- **THE DATA**

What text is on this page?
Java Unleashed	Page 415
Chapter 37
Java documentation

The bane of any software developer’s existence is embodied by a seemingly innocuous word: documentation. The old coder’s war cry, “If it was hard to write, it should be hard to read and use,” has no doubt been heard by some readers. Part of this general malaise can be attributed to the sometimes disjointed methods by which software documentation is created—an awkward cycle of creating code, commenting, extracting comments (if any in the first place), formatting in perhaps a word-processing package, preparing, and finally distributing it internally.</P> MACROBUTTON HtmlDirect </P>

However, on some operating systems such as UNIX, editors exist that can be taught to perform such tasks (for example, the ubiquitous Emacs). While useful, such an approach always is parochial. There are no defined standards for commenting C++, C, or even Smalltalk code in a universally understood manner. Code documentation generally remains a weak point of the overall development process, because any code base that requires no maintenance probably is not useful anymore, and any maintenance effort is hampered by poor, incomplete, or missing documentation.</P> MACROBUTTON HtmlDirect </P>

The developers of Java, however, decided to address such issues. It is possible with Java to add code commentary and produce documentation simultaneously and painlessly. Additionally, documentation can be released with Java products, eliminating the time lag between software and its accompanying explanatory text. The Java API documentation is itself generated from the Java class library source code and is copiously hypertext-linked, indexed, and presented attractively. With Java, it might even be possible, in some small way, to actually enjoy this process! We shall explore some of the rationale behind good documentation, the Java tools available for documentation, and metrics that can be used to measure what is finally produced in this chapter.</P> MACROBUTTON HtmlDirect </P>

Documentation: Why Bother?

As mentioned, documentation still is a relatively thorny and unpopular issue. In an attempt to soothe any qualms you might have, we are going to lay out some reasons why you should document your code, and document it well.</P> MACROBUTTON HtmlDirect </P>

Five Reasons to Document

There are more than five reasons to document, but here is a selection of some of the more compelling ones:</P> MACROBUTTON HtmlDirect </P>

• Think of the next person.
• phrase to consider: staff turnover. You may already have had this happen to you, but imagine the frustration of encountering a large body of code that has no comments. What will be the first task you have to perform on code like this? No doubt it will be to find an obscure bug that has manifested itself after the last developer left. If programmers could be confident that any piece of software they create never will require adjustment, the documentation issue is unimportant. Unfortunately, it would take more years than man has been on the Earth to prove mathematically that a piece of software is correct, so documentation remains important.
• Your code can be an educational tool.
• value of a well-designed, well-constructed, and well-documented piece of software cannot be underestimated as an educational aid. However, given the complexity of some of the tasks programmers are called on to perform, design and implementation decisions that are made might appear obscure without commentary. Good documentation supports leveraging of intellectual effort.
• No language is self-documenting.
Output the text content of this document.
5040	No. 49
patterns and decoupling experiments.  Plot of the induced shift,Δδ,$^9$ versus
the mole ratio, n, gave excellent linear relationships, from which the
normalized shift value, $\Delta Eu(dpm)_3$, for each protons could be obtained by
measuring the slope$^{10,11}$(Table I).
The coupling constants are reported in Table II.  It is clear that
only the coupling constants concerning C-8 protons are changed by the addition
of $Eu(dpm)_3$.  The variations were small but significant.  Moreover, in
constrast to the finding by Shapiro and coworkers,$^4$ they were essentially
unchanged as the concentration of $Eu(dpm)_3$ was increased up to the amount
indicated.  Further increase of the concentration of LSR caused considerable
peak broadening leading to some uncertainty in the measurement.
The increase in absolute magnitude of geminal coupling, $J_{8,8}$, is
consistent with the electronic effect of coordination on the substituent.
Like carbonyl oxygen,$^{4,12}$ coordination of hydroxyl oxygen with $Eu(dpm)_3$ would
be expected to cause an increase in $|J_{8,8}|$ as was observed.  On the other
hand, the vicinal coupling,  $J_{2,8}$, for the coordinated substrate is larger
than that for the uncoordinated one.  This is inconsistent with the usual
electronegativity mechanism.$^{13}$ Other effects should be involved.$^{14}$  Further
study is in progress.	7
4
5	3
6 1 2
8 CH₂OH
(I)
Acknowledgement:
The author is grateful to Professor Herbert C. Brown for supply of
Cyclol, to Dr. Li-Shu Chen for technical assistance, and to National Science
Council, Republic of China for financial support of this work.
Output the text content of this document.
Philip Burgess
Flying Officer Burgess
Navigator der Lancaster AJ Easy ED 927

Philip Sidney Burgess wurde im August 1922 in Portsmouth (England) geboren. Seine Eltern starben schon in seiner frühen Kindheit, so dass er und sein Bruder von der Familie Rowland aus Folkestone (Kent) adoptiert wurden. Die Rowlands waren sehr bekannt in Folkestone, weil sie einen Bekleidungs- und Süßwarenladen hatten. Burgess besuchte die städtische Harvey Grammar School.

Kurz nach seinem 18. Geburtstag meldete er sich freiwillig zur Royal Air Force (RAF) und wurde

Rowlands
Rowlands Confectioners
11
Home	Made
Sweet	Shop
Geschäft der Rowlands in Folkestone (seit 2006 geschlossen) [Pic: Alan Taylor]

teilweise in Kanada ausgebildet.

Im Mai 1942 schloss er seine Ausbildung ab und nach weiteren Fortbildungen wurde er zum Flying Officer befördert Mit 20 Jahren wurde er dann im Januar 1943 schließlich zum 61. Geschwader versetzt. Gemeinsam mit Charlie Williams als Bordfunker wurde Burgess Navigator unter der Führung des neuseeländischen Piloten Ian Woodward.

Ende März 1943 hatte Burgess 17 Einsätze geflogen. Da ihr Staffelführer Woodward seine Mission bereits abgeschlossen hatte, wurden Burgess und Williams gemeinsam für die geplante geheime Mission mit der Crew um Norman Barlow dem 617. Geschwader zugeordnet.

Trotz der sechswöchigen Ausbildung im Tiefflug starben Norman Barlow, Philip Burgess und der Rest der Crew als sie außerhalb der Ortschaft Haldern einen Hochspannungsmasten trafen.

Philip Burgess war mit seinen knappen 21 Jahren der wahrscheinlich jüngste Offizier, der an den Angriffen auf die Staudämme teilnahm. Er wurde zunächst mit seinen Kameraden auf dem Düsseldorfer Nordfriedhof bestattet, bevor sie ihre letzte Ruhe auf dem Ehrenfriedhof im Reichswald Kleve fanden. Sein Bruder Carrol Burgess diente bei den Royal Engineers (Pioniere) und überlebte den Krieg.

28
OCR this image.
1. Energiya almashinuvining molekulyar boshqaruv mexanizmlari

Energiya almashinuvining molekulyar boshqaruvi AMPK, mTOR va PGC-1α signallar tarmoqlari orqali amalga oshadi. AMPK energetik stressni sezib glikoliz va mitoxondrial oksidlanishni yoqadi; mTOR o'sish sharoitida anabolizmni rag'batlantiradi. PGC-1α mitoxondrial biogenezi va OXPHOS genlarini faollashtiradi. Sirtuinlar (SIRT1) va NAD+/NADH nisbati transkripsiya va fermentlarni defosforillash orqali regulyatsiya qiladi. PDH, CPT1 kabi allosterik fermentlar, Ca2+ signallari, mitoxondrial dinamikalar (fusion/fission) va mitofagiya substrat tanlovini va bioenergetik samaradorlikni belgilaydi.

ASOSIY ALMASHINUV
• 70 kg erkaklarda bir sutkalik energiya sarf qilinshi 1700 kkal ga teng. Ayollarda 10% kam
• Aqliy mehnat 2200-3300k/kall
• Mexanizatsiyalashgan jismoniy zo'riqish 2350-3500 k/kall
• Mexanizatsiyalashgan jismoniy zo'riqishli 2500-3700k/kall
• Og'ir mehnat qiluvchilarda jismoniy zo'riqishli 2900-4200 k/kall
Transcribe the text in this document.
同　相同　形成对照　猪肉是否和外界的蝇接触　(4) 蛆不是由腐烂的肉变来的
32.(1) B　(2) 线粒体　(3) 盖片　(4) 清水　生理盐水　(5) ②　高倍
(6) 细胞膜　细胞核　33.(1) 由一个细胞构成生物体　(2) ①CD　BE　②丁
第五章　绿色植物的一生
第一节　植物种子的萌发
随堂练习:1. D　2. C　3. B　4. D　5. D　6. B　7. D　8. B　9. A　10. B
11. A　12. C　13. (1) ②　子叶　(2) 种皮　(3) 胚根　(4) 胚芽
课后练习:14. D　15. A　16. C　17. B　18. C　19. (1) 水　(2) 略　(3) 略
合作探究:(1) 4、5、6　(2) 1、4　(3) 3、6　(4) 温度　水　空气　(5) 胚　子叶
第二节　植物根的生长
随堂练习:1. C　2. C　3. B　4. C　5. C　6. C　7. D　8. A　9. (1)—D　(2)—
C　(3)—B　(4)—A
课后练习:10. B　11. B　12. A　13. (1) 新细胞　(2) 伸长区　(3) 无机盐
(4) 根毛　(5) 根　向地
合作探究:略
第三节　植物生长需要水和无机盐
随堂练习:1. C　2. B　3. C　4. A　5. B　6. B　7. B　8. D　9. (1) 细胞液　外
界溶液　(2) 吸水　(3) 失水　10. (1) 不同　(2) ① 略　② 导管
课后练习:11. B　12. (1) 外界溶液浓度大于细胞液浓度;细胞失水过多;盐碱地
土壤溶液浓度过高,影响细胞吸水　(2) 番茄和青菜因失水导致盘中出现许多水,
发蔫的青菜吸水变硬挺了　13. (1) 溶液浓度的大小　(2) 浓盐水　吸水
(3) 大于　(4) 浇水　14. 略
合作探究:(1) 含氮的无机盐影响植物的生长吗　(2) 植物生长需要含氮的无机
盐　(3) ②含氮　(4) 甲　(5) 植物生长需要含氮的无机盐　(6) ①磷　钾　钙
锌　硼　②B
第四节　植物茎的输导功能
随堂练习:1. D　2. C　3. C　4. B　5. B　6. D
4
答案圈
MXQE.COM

- **WHAT YOU WILL DO**
Each line in the listing above that contains "Officer" should be copied.

- **ANSWER IN FULL**
Flying Officer Burgess
Im Mai 1942 schloss er seine Ausbildung ab und nach weiteren Fortbildungen wurde er zum Flying Officer befördert Mit 20 Jahren wurde er dann im Januar 1943 schließlich zum 61. Geschwader versetzt. Gemeinsam mit Charlie Williams als Bordfunker wurde Burgess Navigator unter der Führung des neuseeländischen Piloten Ian Woodward.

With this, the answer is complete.